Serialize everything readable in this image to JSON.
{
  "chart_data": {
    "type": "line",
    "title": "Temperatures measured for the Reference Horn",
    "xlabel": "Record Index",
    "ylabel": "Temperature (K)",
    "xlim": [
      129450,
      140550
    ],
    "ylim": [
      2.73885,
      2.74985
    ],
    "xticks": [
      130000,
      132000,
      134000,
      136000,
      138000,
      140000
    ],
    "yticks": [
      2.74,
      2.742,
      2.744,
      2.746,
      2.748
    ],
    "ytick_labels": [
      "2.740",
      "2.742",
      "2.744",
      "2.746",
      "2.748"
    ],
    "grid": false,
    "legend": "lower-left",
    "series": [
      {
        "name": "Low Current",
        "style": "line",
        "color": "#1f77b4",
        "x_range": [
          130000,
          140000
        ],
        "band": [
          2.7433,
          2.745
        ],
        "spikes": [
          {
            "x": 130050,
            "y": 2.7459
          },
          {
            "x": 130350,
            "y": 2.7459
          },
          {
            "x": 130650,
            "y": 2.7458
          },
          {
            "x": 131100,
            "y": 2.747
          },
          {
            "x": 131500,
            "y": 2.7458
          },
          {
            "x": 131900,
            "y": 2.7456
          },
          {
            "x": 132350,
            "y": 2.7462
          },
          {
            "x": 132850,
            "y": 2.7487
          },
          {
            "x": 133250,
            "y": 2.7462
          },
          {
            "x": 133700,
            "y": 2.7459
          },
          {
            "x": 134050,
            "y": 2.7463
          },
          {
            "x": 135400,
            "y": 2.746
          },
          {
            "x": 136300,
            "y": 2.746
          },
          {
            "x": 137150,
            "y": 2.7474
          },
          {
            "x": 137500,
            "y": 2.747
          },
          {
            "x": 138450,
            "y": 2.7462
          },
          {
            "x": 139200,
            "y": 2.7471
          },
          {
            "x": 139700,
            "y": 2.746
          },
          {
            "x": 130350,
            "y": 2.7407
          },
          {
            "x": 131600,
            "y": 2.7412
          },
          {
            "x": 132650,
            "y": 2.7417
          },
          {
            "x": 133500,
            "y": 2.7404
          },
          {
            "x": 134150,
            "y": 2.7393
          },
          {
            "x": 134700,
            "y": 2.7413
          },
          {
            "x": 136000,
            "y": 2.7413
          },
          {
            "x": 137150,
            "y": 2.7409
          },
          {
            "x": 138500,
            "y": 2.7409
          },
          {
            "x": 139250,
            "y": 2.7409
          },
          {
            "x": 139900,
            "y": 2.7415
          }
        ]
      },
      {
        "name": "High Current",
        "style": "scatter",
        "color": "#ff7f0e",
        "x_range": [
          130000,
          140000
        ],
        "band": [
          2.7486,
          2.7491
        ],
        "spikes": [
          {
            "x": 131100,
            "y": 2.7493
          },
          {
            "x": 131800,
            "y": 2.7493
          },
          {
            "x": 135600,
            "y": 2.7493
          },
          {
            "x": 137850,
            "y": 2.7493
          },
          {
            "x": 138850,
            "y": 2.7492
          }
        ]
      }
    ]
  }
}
-------------------------
Your task:
Transcribe the material exactly as it reads.

Exercise output:
Serialize everything readable in this image to JSON.
{
  "chart_data": {
    "type": "line",
    "title": "Temperatures measured for the Reference Horn",
    "xlabel": "Record Index",
    "ylabel": "Temperature (K)",
    "xlim": [
      129450,
      140550
    ],
    "ylim": [
      2.73885,
      2.74985
    ],
    "xticks": [
      130000,
      132000,
      134000,
      136000,
      138000,
      140000
    ],
    "yticks": [
      2.74,
      2.742,
      2.744,
      2.746,
      2.748
    ],
    "ytick_labels": [
      "2.740",
      "2.742",
      "2.744",
      "2.746",
      "2.748"
    ],
    "grid": false,
    "legend": "lower-left",
    "series": [
      {
        "name": "Low Current",
        "style": "line",
        "color": "#1f77b4",
        "x_range": [
          130000,
          140000
        ],
        "band": [
          2.7433,
          2.745
        ],
        "spikes": [
          {
            "x": 130050,
            "y": 2.7459
          },
          {
            "x": 130350,
            "y": 2.7459
          },
          {
            "x": 130650,
            "y": 2.7458
          },
          {
            "x": 131100,
            "y": 2.747
          },
          {
            "x": 131500,
            "y": 2.7458
          },
          {
            "x": 131900,
            "y": 2.7456
          },
          {
            "x": 132350,
            "y": 2.7462
          },
          {
            "x": 132850,
            "y": 2.7487
          },
          {
            "x": 133250,
            "y": 2.7462
          },
          {
            "x": 133700,
            "y": 2.7459
          },
          {
            "x": 134050,
            "y": 2.7463
          },
          {
            "x": 135400,
            "y": 2.746
          },
          {
            "x": 136300,
            "y": 2.746
          },
          {
            "x": 137150,
            "y": 2.7474
          },
          {
            "x": 137500,
            "y": 2.747
          },
          {
            "x": 138450,
            "y": 2.7462
          },
          {
            "x": 139200,
            "y": 2.7471
          },
          {
            "x": 139700,
            "y": 2.746
          },
          {
            "x": 130350,
            "y": 2.7407
          },
          {
            "x": 131600,
            "y": 2.7412
          },
          {
            "x": 132650,
            "y": 2.7417
          },
          {
            "x": 133500,
            "y": 2.7404
          },
          {
            "x": 134150,
            "y": 2.7393
          },
          {
            "x": 134700,
            "y": 2.7413
          },
          {
            "x": 136000,
            "y": 2.7413
          },
          {
            "x": 137150,
            "y": 2.7409
          },
          {
            "x": 138500,
            "y": 2.7409
          },
          {
            "x": 139250,
            "y": 2.7409
          },
          {
            "x": 139900,
            "y": 2.7415
          }
        ]
      },
      {
        "name": "High Current",
        "style": "scatter",
        "color": "#ff7f0e",
        "x_range": [
          130000,
          140000
        ],
        "band": [
          2.7486,
          2.7491
        ],
        "spikes": [
          {
            "x": 131100,
            "y": 2.7493
          },
          {
            "x": 131800,
            "y": 2.7493
          },
          {
            "x": 135600,
            "y": 2.7493
          },
          {
            "x": 137850,
            "y": 2.7493
          },
          {
            "x": 138850,
            "y": 2.7492
          }
        ]
      }
    ]
  }
}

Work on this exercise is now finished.